- _Directions for this task_: Check every line of the data below for the string "ἔφυγαν", and copy the ones that hold it.

- _Record extracts_:
:::

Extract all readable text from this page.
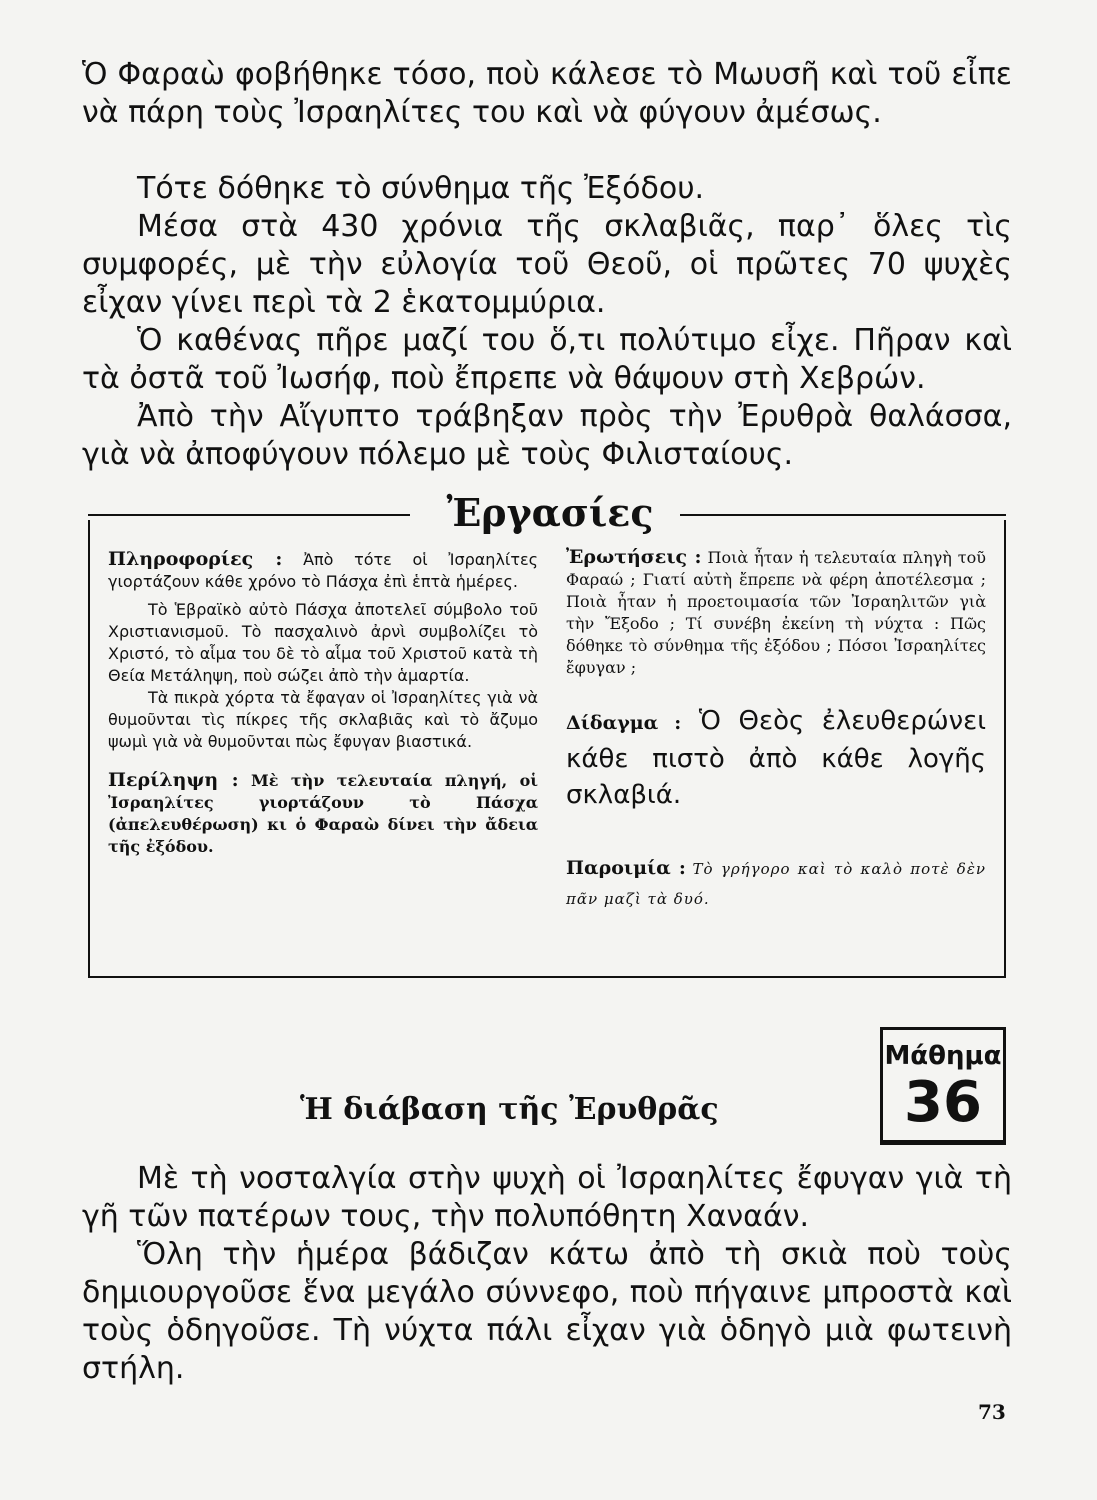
Ὁ Φαραὼ φοβήθηκε τόσο, ποὺ κάλεσε τὸ Μωυσῆ καὶ τοῦ εἶπε νὰ πάρη τοὺς Ἰσραηλίτες του καὶ νὰ φύγουν ἀμέσως.

Τότε δόθηκε τὸ σύνθημα τῆς Ἐξόδου.

Μέσα στὰ 430 χρόνια τῆς σκλαβιᾶς, παρ᾿ ὅλες τὶς συμφορές, μὲ τὴν εὐλογία τοῦ Θεοῦ, οἱ πρῶτες 70 ψυχὲς εἶχαν γίνει περὶ τὰ 2 ἑκατομμύρια.

Ὁ καθένας πῆρε μαζί του ὅ,τι πολύτιμο εἶχε. Πῆραν καὶ τὰ ὀστᾶ τοῦ Ἰωσήφ, ποὺ ἔπρεπε νὰ θάψουν στὴ Χεβρών.

Ἀπὸ τὴν Αἴγυπτο τράβηξαν πρὸς τὴν Ἐρυθρὰ θαλάσσα, γιὰ νὰ ἀποφύγουν πόλεμο μὲ τοὺς Φιλισταίους.

Ἐργασίες

Πληροφορίες : Ἀπὸ τότε οἱ Ἰσραηλίτες γιορτάζουν κάθε χρόνο τὸ Πάσχα ἐπὶ ἑπτὰ ἡμέρες.

Τὸ Ἑβραϊκὸ αὐτὸ Πάσχα ἀποτελεῖ σύμβολο τοῦ Χριστιανισμοῦ. Τὸ πασχαλινὸ ἀρνὶ συμβολίζει τὸ Χριστό, τὸ αἷμα του δὲ τὸ αἷμα τοῦ Χριστοῦ κατὰ τὴ Θεία Μετάληψη, ποὺ σώζει ἀπὸ τὴν ἁμαρτία.

Τὰ πικρὰ χόρτα τὰ ἔφαγαν οἱ Ἰσραηλίτες γιὰ νὰ θυμοῦνται τὶς πίκρες τῆς σκλαβιᾶς καὶ τὸ ἄζυμο ψωμὶ γιὰ νὰ θυμοῦνται πὼς ἔφυγαν βιαστικά.

Περίληψη : Μὲ τὴν τελευταία πληγή, οἱ Ἰσραηλίτες γιορτάζουν τὸ Πάσχα (ἀπελευθέρωση) κι ὁ Φαραὼ δίνει τὴν ἄδεια τῆς ἐξόδου.

Ἐρωτήσεις : Ποιὰ ἦταν ἡ τελευταία πληγὴ τοῦ Φαραώ ; Γιατί αὐτὴ ἔπρεπε νὰ φέρη ἀποτέλεσμα ; Ποιὰ ἦταν ἡ προετοιμασία τῶν Ἰσραηλιτῶν γιὰ τὴν Ἔξοδο ; Τί συνέβη ἐκείνη τὴ νύχτα : Πῶς δόθηκε τὸ σύνθημα τῆς ἐξόδου ; Πόσοι Ἰσραηλίτες ἔφυγαν ;

Δίδαγμα : Ὁ Θεὸς ἐλευθερώνει κάθε πιστὸ ἀπὸ κάθε λογῆς σκλαβιά.

Παροιμία : Τὸ γρήγορο καὶ τὸ καλὸ ποτὲ δὲν πᾶν μαζὶ τὰ δυό.

Μάθημα
36
Ἡ διάβαση τῆς Ἐρυθρᾶς

Μὲ τὴ νοσταλγία στὴν ψυχὴ οἱ Ἰσραηλίτες ἔφυγαν γιὰ τὴ γῆ τῶν πατέρων τους, τὴν πολυπόθητη Χαναάν.

Ὅλη τὴν ἡμέρα βάδιζαν κάτω ἀπὸ τὴ σκιὰ ποὺ τοὺς δημιουργοῦσε ἕνα μεγάλο σύννεφο, ποὺ πήγαινε μπροστὰ καὶ τοὺς ὁδηγοῦσε. Τὴ νύχτα πάλι εἶχαν γιὰ ὁδηγὸ μιὰ φωτεινὴ στήλη.

73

:::

- _Task answer_:
Τὰ πικρὰ χόρτα τὰ ἔφαγαν οἱ Ἰσραηλίτες γιὰ νὰ θυμοῦνται τὶς πίκρες τῆς σκλαβιᾶς καὶ τὸ ἄζυμο ψωμὶ γιὰ νὰ θυμοῦνται πὼς ἔφυγαν βιαστικά.
Ἐρωτήσεις : Ποιὰ ἦταν ἡ τελευταία πληγὴ τοῦ Φαραώ ; Γιατί αὐτὴ ἔπρεπε νὰ φέρη ἀποτέλεσμα ; Ποιὰ ἦταν ἡ προετοιμασία τῶν Ἰσραηλιτῶν γιὰ τὴν Ἔξοδο ; Τί συνέβη ἐκείνη τὴ νύχτα : Πῶς δόθηκε τὸ σύνθημα τῆς ἐξόδου ; Πόσοι Ἰσραηλίτες ἔφυγαν ;
Μὲ τὴ νοσταλγία στὴν ψυχὴ οἱ Ἰσραηλίτες ἔφυγαν γιὰ τὴ γῆ τῶν πατέρων τους, τὴν πολυπόθητη Χαναάν.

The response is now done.